## Begin Entries supplied

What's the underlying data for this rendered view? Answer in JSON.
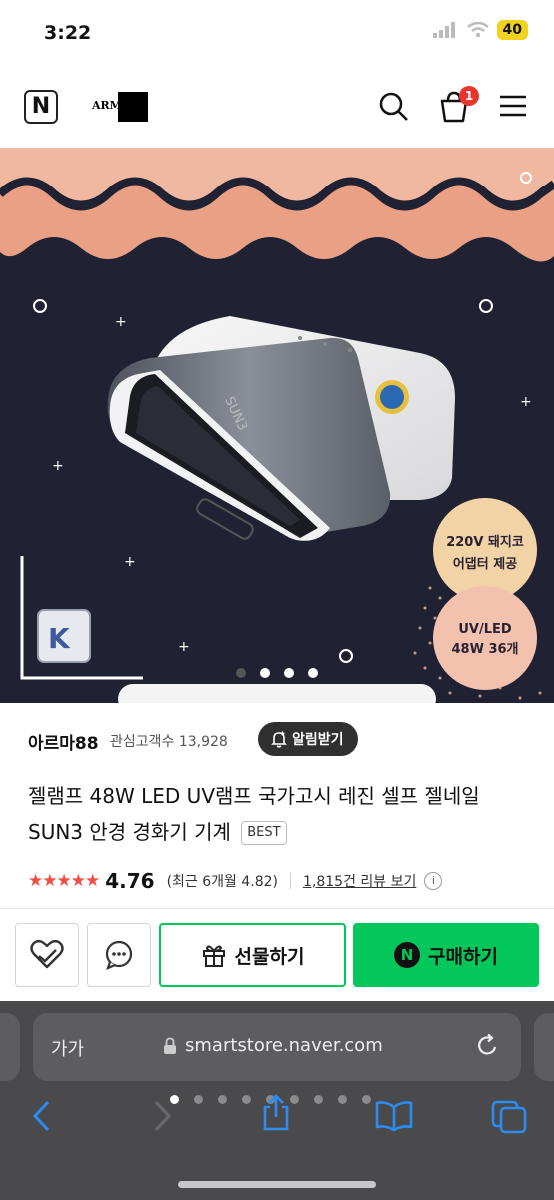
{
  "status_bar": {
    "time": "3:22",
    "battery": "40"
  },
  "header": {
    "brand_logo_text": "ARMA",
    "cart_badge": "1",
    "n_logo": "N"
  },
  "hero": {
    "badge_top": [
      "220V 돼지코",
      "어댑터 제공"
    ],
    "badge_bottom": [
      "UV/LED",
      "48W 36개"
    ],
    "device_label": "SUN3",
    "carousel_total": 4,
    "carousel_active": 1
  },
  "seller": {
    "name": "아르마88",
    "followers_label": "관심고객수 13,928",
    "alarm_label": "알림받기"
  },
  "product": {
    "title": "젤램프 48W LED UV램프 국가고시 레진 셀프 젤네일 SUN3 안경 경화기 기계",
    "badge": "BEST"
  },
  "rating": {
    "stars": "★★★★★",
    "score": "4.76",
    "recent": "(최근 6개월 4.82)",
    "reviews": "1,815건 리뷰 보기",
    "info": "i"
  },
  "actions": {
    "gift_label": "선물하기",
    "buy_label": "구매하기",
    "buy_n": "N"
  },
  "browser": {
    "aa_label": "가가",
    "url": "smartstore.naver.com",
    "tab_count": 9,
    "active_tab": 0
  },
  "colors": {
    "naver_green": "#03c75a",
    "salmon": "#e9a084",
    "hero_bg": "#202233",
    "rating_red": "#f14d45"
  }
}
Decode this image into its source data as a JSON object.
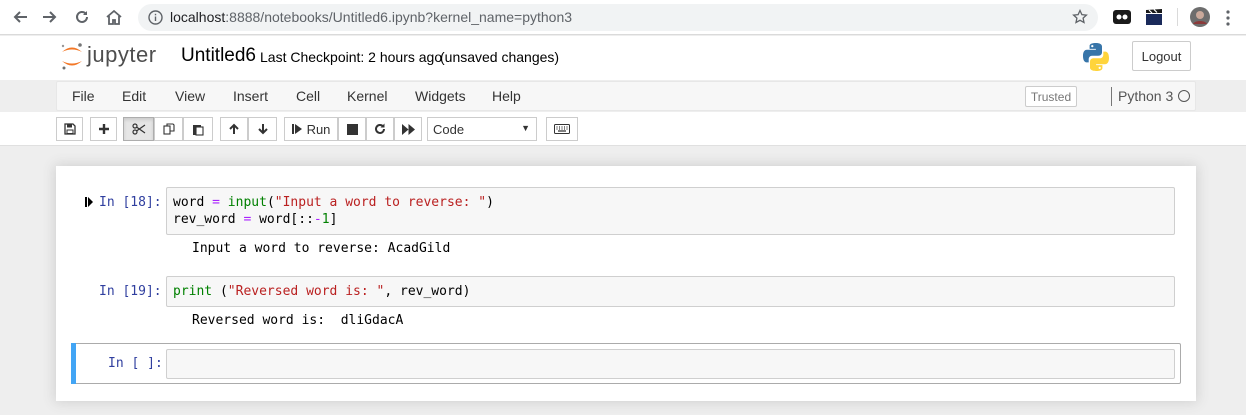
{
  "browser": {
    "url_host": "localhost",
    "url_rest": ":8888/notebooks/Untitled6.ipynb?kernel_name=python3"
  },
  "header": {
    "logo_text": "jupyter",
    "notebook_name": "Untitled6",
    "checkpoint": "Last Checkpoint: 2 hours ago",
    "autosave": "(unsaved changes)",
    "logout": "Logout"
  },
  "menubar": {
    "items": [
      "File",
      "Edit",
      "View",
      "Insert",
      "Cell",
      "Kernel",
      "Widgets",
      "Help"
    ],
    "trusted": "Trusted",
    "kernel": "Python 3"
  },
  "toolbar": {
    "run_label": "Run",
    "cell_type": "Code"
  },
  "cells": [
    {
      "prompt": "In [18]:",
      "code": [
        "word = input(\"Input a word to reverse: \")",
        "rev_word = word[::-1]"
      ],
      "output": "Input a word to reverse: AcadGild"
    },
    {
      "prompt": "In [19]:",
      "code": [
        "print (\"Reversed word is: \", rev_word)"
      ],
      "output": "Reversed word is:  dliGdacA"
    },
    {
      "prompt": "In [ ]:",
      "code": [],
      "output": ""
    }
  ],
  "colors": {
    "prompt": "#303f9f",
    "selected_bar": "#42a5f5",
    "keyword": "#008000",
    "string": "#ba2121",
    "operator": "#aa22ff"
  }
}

## End Entries supplied

• _Problem description_
Identify every line above that includes the word "prompt", and show those lines.

• _Task response_
      "prompt": "In [18]:",
      "prompt": "In [19]:",
      "prompt": "In [ ]:",
    "prompt": "#303f9f",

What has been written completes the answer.